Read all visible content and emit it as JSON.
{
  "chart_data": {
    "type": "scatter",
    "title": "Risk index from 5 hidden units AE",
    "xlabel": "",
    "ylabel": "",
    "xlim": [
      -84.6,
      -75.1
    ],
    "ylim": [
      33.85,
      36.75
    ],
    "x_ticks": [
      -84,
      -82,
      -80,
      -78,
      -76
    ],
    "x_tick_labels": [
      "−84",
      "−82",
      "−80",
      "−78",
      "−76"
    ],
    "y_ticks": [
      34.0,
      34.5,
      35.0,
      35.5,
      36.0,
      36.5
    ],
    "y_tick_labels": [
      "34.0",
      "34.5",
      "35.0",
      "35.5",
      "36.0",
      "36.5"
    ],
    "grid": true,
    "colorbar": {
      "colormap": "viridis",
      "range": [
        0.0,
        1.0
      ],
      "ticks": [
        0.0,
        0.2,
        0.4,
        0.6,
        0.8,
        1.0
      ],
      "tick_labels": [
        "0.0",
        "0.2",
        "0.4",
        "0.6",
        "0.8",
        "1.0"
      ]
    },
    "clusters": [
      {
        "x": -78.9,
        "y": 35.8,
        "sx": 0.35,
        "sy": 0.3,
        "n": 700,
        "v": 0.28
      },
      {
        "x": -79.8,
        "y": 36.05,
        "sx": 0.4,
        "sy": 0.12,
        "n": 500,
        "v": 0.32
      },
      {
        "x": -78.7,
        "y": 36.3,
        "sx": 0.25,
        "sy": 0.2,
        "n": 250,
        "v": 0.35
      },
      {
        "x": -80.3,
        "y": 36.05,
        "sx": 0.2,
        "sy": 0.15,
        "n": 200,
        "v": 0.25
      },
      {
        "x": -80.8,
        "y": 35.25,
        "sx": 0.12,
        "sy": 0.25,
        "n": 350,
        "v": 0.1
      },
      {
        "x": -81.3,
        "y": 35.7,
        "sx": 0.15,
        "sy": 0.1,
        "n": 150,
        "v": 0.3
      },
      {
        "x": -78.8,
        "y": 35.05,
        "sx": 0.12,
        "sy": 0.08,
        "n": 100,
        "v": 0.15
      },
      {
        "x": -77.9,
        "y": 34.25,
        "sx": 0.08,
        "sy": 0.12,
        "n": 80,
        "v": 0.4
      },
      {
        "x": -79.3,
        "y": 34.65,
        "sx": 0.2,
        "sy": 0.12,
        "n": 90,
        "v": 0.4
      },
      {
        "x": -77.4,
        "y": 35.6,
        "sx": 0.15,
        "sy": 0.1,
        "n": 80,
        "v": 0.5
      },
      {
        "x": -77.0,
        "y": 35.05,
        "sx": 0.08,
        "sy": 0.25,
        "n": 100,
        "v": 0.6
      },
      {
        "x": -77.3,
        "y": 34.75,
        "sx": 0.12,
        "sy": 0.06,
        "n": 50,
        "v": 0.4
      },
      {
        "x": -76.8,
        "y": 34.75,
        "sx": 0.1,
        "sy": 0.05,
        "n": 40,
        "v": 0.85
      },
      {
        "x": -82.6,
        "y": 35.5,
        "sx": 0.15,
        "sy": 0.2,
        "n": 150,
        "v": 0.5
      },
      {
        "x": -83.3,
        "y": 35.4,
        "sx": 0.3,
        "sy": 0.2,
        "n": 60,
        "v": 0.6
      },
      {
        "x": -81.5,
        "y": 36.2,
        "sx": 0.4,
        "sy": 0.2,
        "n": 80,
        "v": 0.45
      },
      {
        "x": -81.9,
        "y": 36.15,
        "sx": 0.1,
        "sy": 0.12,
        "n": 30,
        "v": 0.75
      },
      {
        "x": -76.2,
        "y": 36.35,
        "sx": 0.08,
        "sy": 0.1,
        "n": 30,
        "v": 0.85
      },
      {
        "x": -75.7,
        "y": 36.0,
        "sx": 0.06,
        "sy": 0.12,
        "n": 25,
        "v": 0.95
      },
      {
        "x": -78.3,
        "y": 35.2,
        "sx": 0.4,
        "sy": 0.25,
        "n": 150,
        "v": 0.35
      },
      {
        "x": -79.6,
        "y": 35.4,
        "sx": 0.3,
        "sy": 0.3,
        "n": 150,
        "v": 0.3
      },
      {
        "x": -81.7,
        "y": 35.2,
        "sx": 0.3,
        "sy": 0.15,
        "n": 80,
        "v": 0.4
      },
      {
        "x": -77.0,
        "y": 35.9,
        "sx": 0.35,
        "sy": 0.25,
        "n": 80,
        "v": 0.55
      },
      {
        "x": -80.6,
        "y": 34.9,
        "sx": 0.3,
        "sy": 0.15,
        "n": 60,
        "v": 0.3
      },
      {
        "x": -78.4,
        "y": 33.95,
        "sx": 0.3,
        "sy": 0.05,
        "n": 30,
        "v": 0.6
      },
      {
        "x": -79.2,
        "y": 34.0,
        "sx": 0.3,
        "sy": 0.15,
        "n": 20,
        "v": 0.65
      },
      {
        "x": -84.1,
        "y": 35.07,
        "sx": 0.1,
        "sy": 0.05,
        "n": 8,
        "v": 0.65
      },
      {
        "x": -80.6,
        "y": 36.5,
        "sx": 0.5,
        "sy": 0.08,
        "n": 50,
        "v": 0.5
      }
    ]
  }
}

THE TASK:
Reproduce the data in its entirety, matching each character.

FINAL RESULT:
Read all visible content and emit it as JSON.
{
  "chart_data": {
    "type": "scatter",
    "title": "Risk index from 5 hidden units AE",
    "xlabel": "",
    "ylabel": "",
    "xlim": [
      -84.6,
      -75.1
    ],
    "ylim": [
      33.85,
      36.75
    ],
    "x_ticks": [
      -84,
      -82,
      -80,
      -78,
      -76
    ],
    "x_tick_labels": [
      "−84",
      "−82",
      "−80",
      "−78",
      "−76"
    ],
    "y_ticks": [
      34.0,
      34.5,
      35.0,
      35.5,
      36.0,
      36.5
    ],
    "y_tick_labels": [
      "34.0",
      "34.5",
      "35.0",
      "35.5",
      "36.0",
      "36.5"
    ],
    "grid": true,
    "colorbar": {
      "colormap": "viridis",
      "range": [
        0.0,
        1.0
      ],
      "ticks": [
        0.0,
        0.2,
        0.4,
        0.6,
        0.8,
        1.0
      ],
      "tick_labels": [
        "0.0",
        "0.2",
        "0.4",
        "0.6",
        "0.8",
        "1.0"
      ]
    },
    "clusters": [
      {
        "x": -78.9,
        "y": 35.8,
        "sx": 0.35,
        "sy": 0.3,
        "n": 700,
        "v": 0.28
      },
      {
        "x": -79.8,
        "y": 36.05,
        "sx": 0.4,
        "sy": 0.12,
        "n": 500,
        "v": 0.32
      },
      {
        "x": -78.7,
        "y": 36.3,
        "sx": 0.25,
        "sy": 0.2,
        "n": 250,
        "v": 0.35
      },
      {
        "x": -80.3,
        "y": 36.05,
        "sx": 0.2,
        "sy": 0.15,
        "n": 200,
        "v": 0.25
      },
      {
        "x": -80.8,
        "y": 35.25,
        "sx": 0.12,
        "sy": 0.25,
        "n": 350,
        "v": 0.1
      },
      {
        "x": -81.3,
        "y": 35.7,
        "sx": 0.15,
        "sy": 0.1,
        "n": 150,
        "v": 0.3
      },
      {
        "x": -78.8,
        "y": 35.05,
        "sx": 0.12,
        "sy": 0.08,
        "n": 100,
        "v": 0.15
      },
      {
        "x": -77.9,
        "y": 34.25,
        "sx": 0.08,
        "sy": 0.12,
        "n": 80,
        "v": 0.4
      },
      {
        "x": -79.3,
        "y": 34.65,
        "sx": 0.2,
        "sy": 0.12,
        "n": 90,
        "v": 0.4
      },
      {
        "x": -77.4,
        "y": 35.6,
        "sx": 0.15,
        "sy": 0.1,
        "n": 80,
        "v": 0.5
      },
      {
        "x": -77.0,
        "y": 35.05,
        "sx": 0.08,
        "sy": 0.25,
        "n": 100,
        "v": 0.6
      },
      {
        "x": -77.3,
        "y": 34.75,
        "sx": 0.12,
        "sy": 0.06,
        "n": 50,
        "v": 0.4
      },
      {
        "x": -76.8,
        "y": 34.75,
        "sx": 0.1,
        "sy": 0.05,
        "n": 40,
        "v": 0.85
      },
      {
        "x": -82.6,
        "y": 35.5,
        "sx": 0.15,
        "sy": 0.2,
        "n": 150,
        "v": 0.5
      },
      {
        "x": -83.3,
        "y": 35.4,
        "sx": 0.3,
        "sy": 0.2,
        "n": 60,
        "v": 0.6
      },
      {
        "x": -81.5,
        "y": 36.2,
        "sx": 0.4,
        "sy": 0.2,
        "n": 80,
        "v": 0.45
      },
      {
        "x": -81.9,
        "y": 36.15,
        "sx": 0.1,
        "sy": 0.12,
        "n": 30,
        "v": 0.75
      },
      {
        "x": -76.2,
        "y": 36.35,
        "sx": 0.08,
        "sy": 0.1,
        "n": 30,
        "v": 0.85
      },
      {
        "x": -75.7,
        "y": 36.0,
        "sx": 0.06,
        "sy": 0.12,
        "n": 25,
        "v": 0.95
      },
      {
        "x": -78.3,
        "y": 35.2,
        "sx": 0.4,
        "sy": 0.25,
        "n": 150,
        "v": 0.35
      },
      {
        "x": -79.6,
        "y": 35.4,
        "sx": 0.3,
        "sy": 0.3,
        "n": 150,
        "v": 0.3
      },
      {
        "x": -81.7,
        "y": 35.2,
        "sx": 0.3,
        "sy": 0.15,
        "n": 80,
        "v": 0.4
      },
      {
        "x": -77.0,
        "y": 35.9,
        "sx": 0.35,
        "sy": 0.25,
        "n": 80,
        "v": 0.55
      },
      {
        "x": -80.6,
        "y": 34.9,
        "sx": 0.3,
        "sy": 0.15,
        "n": 60,
        "v": 0.3
      },
      {
        "x": -78.4,
        "y": 33.95,
        "sx": 0.3,
        "sy": 0.05,
        "n": 30,
        "v": 0.6
      },
      {
        "x": -79.2,
        "y": 34.0,
        "sx": 0.3,
        "sy": 0.15,
        "n": 20,
        "v": 0.65
      },
      {
        "x": -84.1,
        "y": 35.07,
        "sx": 0.1,
        "sy": 0.05,
        "n": 8,
        "v": 0.65
      },
      {
        "x": -80.6,
        "y": 36.5,
        "sx": 0.5,
        "sy": 0.08,
        "n": 50,
        "v": 0.5
      }
    ]
  }
}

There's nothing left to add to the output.